What is being asked -
Emit the entire listing verbatim.

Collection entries
——————
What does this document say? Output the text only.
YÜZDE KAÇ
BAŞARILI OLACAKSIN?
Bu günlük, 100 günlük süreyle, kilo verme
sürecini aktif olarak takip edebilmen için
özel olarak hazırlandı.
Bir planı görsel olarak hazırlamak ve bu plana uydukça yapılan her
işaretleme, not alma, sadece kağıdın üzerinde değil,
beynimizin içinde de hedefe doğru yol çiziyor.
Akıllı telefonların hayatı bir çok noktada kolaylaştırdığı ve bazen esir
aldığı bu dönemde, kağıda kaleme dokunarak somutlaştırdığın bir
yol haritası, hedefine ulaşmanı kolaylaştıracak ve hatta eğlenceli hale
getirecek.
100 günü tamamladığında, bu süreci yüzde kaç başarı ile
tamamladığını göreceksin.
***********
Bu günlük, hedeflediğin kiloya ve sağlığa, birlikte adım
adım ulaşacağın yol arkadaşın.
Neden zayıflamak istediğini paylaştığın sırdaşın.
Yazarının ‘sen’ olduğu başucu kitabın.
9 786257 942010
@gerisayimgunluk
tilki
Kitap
——————
Response below -
What does this document say? Output the text only.
YÜZDE KAÇ
BAŞARILI OLACAKSIN?
Bu günlük, 100 günlük süreyle, kilo verme
sürecini aktif olarak takip edebilmen için
özel olarak hazırlandı.
Bir planı görsel olarak hazırlamak ve bu plana uydukça yapılan her
işaretleme, not alma, sadece kağıdın üzerinde değil,
beynimizin içinde de hedefe doğru yol çiziyor.
Akıllı telefonların hayatı bir çok noktada kolaylaştırdığı ve bazen esir
aldığı bu dönemde, kağıda kaleme dokunarak somutlaştırdığın bir
yol haritası, hedefine ulaşmanı kolaylaştıracak ve hatta eğlenceli hale
getirecek.
100 günü tamamladığında, bu süreci yüzde kaç başarı ile
tamamladığını göreceksin.
***********
Bu günlük, hedeflediğin kiloya ve sağlığa, birlikte adım
adım ulaşacağın yol arkadaşın.
Neden zayıflamak istediğini paylaştığın sırdaşın.
Yazarının ‘sen’ olduğu başucu kitabın.
9 786257 942010
@gerisayimgunluk
tilki
Kitap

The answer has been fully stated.